- **STATED EXERCISE**
Tally the lines in the listing below that contain "title" and report the tally alone.

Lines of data
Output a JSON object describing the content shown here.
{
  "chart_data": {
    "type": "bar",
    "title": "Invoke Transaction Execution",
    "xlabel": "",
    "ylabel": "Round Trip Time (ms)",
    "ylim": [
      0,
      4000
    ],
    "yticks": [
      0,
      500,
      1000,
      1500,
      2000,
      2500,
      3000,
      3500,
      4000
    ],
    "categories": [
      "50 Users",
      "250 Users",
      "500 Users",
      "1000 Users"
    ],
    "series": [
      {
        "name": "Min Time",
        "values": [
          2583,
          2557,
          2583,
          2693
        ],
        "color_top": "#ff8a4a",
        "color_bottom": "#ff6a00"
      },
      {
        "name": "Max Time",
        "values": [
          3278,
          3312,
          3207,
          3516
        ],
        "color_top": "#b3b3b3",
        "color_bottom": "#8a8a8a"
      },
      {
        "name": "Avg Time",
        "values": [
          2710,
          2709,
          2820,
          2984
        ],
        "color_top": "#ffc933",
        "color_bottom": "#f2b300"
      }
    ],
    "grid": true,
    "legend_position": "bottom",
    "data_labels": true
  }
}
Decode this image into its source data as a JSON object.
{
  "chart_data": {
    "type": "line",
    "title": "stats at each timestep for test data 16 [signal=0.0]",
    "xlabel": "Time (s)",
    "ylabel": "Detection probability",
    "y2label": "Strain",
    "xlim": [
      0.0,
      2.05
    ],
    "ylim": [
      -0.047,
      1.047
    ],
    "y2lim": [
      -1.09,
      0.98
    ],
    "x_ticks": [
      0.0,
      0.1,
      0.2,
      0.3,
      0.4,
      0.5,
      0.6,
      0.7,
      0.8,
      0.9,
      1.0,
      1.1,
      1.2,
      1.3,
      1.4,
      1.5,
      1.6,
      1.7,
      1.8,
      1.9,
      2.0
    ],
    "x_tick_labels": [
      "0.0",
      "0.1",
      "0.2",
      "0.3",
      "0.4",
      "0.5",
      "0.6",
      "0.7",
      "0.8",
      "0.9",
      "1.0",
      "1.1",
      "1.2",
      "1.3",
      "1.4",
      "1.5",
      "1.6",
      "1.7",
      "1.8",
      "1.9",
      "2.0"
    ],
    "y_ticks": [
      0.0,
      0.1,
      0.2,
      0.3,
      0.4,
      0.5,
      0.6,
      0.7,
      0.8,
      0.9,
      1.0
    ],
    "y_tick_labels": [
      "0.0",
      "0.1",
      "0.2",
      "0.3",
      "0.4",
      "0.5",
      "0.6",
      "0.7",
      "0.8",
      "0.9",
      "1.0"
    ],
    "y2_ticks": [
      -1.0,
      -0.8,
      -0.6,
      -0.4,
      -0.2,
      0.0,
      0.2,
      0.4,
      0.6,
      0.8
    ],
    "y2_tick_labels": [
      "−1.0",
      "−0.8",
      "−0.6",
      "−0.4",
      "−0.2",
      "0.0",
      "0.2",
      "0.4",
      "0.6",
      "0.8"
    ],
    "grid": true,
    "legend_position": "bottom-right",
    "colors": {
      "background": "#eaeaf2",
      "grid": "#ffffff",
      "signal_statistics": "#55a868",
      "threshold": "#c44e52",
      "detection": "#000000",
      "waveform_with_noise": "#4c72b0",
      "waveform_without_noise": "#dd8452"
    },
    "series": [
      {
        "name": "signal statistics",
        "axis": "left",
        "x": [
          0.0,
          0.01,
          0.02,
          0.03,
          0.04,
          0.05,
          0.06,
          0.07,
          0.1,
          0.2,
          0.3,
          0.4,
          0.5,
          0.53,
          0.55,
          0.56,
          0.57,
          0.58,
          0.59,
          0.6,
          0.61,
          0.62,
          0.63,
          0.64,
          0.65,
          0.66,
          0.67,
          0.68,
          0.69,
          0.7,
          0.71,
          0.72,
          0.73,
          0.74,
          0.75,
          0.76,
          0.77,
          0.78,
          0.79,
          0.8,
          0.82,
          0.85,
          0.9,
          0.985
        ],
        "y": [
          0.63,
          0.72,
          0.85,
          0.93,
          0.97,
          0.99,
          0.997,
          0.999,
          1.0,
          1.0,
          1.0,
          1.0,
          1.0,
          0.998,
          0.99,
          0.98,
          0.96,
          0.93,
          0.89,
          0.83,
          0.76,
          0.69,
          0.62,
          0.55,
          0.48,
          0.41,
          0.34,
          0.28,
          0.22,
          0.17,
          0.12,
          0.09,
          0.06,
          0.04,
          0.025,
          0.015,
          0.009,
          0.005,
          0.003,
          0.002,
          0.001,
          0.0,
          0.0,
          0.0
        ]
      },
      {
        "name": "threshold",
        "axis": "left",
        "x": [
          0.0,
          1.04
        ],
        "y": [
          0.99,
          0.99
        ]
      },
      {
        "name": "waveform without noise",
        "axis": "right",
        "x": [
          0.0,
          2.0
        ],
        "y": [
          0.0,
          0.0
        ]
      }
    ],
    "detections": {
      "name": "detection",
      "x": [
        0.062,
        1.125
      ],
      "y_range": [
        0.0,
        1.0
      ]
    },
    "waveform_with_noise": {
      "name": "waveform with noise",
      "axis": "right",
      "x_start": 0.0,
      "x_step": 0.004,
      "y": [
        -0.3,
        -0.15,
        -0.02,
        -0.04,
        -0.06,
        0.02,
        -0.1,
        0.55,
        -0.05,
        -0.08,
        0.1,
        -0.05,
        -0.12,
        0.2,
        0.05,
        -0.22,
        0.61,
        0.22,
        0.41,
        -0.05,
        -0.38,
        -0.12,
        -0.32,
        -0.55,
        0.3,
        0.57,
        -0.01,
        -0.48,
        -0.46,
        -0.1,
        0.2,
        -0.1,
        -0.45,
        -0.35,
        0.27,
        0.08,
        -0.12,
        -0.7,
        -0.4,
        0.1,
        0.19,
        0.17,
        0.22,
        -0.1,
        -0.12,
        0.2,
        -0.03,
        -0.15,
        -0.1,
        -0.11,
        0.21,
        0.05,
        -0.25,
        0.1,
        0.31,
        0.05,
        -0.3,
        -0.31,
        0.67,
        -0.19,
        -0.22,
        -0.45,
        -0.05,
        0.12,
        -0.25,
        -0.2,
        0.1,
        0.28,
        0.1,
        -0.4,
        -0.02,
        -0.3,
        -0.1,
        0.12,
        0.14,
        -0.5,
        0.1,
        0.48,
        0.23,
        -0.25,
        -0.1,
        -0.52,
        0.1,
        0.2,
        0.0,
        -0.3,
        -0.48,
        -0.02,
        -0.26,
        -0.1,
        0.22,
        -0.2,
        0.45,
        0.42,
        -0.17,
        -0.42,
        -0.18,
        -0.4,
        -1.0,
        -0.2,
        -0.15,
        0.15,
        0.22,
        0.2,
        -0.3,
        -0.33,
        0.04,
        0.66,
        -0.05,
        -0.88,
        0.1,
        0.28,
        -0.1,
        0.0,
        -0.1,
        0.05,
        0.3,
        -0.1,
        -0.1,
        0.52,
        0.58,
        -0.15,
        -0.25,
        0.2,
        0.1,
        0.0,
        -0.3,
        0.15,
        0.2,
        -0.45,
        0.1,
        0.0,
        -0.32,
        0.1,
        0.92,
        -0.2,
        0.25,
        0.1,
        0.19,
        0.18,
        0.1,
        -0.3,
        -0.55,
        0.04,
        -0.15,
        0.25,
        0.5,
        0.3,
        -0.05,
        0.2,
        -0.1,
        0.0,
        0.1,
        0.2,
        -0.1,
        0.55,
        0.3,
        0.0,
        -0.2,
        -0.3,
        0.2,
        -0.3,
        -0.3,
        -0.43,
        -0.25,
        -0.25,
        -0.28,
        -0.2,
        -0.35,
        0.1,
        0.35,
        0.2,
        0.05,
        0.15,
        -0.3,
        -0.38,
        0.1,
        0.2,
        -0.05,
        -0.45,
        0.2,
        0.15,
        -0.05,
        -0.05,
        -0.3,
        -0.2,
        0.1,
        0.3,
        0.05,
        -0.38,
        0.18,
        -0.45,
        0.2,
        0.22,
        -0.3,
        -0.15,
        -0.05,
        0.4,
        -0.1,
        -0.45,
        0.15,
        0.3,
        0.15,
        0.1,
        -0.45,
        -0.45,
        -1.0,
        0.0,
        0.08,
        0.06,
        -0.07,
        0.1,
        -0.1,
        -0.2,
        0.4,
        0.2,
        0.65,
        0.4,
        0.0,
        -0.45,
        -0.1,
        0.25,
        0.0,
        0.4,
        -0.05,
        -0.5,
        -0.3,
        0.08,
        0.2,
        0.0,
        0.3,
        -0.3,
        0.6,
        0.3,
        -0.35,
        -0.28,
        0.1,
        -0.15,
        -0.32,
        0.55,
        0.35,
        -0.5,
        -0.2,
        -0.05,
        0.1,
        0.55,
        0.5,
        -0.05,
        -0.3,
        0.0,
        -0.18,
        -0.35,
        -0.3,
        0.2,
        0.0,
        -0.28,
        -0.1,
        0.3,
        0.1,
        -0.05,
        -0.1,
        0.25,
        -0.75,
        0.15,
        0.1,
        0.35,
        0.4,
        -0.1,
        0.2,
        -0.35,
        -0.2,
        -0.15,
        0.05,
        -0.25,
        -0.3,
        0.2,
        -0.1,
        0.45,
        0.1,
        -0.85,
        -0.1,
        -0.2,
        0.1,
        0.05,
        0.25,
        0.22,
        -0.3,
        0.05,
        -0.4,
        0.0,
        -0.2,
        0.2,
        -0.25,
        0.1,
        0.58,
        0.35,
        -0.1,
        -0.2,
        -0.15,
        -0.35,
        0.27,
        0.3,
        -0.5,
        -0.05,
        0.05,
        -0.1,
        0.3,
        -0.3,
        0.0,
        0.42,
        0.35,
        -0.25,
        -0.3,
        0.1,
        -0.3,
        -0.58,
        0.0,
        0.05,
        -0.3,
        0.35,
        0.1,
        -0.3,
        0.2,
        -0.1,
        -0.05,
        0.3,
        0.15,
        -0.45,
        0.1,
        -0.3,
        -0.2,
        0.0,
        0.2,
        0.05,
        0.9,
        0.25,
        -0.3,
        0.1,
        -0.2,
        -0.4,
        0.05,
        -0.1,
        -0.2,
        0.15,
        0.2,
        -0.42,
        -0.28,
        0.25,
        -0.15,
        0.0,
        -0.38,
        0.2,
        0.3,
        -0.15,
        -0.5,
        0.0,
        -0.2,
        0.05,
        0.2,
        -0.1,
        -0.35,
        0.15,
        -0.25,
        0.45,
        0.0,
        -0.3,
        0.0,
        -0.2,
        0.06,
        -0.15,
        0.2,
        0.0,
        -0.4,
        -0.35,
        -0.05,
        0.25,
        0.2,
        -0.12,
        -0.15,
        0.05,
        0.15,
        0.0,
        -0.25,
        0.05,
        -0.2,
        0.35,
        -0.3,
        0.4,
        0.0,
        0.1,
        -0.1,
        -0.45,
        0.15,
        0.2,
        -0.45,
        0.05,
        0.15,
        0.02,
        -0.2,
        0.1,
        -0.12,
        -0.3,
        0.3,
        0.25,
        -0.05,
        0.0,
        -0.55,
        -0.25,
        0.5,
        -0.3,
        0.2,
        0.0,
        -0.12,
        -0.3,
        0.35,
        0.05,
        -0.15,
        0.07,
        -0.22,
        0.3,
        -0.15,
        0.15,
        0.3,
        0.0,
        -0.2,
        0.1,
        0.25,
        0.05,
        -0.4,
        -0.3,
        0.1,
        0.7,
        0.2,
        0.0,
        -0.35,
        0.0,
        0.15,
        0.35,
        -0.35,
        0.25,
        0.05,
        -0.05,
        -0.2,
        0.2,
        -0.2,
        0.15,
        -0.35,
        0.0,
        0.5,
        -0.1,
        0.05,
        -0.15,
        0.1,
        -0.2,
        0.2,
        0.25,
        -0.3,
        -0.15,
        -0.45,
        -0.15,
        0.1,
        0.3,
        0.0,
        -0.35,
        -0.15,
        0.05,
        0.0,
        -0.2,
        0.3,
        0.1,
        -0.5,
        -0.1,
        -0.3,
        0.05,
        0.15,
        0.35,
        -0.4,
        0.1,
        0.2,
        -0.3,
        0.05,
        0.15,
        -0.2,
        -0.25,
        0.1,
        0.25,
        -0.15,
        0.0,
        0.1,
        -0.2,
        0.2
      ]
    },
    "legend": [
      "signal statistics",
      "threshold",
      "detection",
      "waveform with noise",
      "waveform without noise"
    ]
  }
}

- **ANSWER TO THIS EXERCISE**
2